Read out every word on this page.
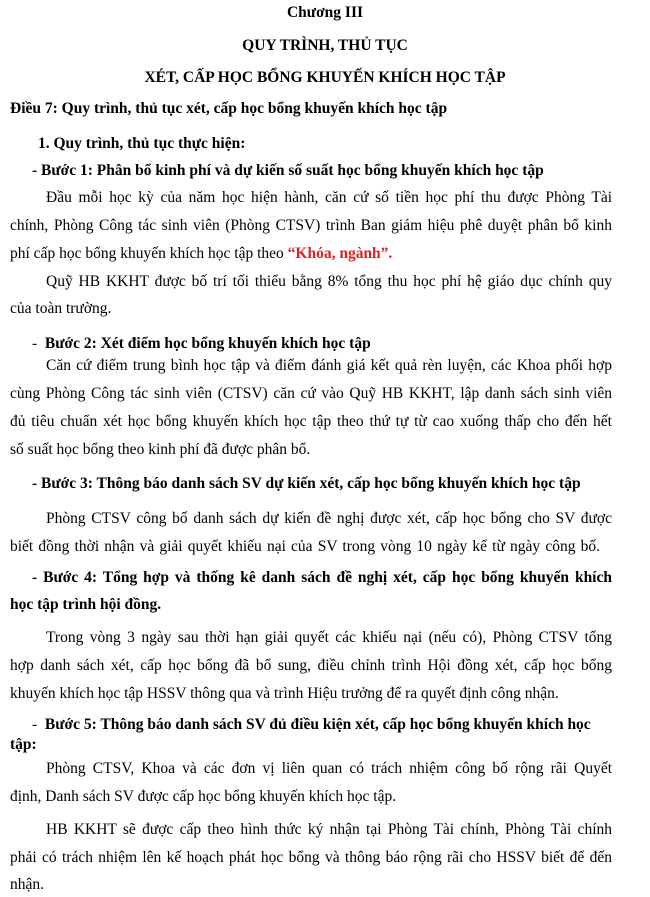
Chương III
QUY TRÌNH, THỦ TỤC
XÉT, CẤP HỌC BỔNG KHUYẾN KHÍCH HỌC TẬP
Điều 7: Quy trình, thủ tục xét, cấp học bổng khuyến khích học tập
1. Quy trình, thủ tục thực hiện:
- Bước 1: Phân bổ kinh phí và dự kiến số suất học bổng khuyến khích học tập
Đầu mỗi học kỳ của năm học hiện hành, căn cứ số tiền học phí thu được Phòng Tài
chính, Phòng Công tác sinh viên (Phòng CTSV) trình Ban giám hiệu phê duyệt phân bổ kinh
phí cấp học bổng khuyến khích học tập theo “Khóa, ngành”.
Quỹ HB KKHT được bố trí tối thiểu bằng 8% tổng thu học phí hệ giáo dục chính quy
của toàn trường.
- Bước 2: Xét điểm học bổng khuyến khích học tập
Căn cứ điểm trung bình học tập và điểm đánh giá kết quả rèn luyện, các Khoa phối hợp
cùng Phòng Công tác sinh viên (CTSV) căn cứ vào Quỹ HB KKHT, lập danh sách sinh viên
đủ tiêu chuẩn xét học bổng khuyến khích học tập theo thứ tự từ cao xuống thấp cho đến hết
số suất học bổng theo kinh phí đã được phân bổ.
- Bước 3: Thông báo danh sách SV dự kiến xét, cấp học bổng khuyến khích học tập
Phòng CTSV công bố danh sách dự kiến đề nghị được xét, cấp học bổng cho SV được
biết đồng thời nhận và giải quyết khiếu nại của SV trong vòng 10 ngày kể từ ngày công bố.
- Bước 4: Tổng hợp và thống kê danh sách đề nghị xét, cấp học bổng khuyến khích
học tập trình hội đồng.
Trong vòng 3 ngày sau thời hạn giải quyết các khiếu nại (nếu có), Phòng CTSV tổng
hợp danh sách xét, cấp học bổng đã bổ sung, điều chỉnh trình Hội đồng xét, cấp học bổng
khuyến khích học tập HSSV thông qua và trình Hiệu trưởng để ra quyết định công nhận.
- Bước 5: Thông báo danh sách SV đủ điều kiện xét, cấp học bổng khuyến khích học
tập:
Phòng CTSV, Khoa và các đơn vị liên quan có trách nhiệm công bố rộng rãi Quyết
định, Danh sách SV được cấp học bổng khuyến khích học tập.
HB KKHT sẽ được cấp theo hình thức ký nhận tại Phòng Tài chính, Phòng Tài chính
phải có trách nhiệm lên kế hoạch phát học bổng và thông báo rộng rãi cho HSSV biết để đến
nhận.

__Set exercise__
Note each line of the entries that has "giải" in it, and copy those lines.

__Solution for this task__
biết đồng thời nhận và giải quyết khiếu nại của SV trong vòng 10 ngày kể từ ngày công bố.
Trong vòng 3 ngày sau thời hạn giải quyết các khiếu nại (nếu có), Phòng CTSV tổng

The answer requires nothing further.